What is required
Only a number is wanted: how many lines in the listing contain the word "diamond"?

[Records from a collection of figures]
** start **
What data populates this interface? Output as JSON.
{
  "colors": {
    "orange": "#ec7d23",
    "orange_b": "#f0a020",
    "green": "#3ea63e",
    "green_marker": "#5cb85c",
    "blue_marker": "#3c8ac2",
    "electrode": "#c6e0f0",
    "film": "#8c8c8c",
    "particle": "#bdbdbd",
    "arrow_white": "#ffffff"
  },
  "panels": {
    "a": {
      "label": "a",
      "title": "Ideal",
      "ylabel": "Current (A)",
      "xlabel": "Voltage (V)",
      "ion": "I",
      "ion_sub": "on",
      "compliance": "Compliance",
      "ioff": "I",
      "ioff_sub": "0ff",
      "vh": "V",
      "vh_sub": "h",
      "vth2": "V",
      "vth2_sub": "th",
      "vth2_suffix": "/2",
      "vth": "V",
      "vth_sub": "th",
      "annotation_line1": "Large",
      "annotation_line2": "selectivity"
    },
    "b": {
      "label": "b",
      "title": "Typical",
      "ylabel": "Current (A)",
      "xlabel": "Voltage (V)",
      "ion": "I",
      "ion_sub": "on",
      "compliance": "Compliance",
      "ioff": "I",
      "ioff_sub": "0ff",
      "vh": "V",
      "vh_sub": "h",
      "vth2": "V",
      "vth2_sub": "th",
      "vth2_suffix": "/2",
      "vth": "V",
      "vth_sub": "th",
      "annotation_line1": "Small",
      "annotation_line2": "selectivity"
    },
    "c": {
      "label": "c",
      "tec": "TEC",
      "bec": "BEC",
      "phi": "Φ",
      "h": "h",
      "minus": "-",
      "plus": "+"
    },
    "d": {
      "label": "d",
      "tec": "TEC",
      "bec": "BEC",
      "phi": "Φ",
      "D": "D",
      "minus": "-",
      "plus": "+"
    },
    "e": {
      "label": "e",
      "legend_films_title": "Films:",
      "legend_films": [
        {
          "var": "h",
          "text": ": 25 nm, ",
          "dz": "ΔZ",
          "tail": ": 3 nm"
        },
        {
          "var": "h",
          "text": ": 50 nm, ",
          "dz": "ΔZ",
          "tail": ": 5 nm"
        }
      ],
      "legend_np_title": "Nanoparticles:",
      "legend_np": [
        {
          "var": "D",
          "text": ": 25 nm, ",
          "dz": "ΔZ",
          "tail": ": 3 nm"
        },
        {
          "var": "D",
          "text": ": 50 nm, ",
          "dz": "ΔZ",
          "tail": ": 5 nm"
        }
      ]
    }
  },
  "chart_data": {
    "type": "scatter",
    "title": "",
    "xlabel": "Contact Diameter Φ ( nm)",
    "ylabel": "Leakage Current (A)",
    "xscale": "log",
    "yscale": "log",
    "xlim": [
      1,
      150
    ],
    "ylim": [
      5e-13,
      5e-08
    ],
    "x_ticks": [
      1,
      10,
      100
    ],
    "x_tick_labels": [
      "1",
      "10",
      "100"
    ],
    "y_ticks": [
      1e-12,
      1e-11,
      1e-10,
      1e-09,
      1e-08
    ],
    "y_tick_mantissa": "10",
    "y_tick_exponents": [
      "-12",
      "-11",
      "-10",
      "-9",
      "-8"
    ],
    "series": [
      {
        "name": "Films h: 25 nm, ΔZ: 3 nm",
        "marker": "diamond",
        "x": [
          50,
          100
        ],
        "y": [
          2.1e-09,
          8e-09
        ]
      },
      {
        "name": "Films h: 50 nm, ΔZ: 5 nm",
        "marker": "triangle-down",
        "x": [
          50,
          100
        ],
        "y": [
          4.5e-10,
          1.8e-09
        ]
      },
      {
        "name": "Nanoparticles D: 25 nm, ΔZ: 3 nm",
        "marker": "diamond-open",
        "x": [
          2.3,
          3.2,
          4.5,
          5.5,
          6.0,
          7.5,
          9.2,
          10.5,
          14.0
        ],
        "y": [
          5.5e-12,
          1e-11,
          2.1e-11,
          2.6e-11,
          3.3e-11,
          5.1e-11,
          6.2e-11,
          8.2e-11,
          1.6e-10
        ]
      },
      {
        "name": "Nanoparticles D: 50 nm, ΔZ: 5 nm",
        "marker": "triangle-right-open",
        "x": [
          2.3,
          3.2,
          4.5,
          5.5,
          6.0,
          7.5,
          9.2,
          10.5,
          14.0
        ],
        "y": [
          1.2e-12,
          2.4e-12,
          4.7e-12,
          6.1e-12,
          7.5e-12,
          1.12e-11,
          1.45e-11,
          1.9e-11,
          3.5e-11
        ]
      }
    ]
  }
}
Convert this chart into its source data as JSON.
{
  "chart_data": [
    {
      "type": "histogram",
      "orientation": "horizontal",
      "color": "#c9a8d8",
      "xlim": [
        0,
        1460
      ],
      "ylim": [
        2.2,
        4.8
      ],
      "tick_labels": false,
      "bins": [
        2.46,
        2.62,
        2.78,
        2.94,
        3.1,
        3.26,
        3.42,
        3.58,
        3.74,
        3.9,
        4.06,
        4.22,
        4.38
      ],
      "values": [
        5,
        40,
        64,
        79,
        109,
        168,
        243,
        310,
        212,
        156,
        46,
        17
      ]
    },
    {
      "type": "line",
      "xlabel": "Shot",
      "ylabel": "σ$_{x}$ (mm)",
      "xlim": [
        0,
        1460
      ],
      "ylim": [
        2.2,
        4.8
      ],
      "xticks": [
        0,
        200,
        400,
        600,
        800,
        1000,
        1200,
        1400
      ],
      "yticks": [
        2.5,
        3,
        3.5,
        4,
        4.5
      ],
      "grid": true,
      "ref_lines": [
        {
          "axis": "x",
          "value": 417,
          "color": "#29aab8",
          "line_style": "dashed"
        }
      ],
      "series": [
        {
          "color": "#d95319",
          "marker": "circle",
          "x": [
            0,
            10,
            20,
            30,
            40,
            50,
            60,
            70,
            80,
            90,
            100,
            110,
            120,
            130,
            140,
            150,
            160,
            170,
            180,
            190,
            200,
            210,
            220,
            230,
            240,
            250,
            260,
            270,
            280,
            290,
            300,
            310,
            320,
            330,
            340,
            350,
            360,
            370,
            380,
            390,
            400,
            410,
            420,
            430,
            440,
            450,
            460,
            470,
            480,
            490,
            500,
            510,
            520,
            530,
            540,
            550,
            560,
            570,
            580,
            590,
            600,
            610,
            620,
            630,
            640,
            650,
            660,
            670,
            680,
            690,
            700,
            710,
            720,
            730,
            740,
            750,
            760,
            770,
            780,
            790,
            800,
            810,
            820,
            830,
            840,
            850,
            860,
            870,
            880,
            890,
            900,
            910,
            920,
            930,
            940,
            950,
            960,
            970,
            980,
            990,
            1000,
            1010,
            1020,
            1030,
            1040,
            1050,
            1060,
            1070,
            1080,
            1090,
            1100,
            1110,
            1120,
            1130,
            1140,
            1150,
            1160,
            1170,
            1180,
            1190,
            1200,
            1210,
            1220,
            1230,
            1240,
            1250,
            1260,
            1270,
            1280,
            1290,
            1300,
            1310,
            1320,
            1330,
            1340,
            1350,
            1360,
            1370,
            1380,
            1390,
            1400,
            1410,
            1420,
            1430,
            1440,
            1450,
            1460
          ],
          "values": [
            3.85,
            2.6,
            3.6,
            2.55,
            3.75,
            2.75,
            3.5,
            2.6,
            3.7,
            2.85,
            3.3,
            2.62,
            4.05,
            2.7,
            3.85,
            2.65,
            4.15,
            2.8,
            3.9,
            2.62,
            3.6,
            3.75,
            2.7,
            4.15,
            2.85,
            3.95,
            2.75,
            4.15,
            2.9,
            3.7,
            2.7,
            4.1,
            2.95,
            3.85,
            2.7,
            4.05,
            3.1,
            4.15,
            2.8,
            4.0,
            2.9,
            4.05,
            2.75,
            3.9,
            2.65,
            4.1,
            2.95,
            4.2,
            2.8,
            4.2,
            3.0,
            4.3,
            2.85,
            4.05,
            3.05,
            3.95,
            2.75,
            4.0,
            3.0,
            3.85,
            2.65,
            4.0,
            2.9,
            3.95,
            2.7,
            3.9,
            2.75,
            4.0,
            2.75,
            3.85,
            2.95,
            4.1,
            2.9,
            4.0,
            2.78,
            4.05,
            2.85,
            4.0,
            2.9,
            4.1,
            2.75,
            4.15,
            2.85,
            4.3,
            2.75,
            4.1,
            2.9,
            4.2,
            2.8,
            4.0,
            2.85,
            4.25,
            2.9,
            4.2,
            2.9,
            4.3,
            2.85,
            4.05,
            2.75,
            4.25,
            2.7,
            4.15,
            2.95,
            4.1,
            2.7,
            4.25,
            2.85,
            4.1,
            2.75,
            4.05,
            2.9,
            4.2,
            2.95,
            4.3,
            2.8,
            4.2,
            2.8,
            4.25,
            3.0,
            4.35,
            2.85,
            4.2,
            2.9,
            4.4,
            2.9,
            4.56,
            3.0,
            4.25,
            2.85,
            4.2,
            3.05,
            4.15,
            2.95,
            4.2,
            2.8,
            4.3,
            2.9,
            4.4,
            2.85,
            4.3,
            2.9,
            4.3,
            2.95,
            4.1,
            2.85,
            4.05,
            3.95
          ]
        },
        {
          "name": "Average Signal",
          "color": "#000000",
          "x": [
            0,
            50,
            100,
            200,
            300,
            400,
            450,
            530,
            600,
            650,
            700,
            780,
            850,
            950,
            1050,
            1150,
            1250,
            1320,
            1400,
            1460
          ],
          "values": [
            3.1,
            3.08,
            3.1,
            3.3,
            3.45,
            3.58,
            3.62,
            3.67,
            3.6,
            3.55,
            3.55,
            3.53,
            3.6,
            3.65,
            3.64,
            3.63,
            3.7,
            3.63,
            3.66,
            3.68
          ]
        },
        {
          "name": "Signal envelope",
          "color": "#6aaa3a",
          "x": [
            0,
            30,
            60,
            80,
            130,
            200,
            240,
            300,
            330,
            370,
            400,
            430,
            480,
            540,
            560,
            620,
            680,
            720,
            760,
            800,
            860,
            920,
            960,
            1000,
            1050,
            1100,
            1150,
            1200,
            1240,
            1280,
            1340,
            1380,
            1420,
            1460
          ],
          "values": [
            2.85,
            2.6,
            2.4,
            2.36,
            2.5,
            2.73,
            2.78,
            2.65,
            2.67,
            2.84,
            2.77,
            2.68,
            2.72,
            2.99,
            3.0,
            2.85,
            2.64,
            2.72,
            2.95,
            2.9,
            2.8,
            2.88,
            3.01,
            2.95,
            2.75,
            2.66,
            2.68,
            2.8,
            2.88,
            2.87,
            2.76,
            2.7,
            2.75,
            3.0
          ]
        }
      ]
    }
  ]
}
** end **
Worked solution
2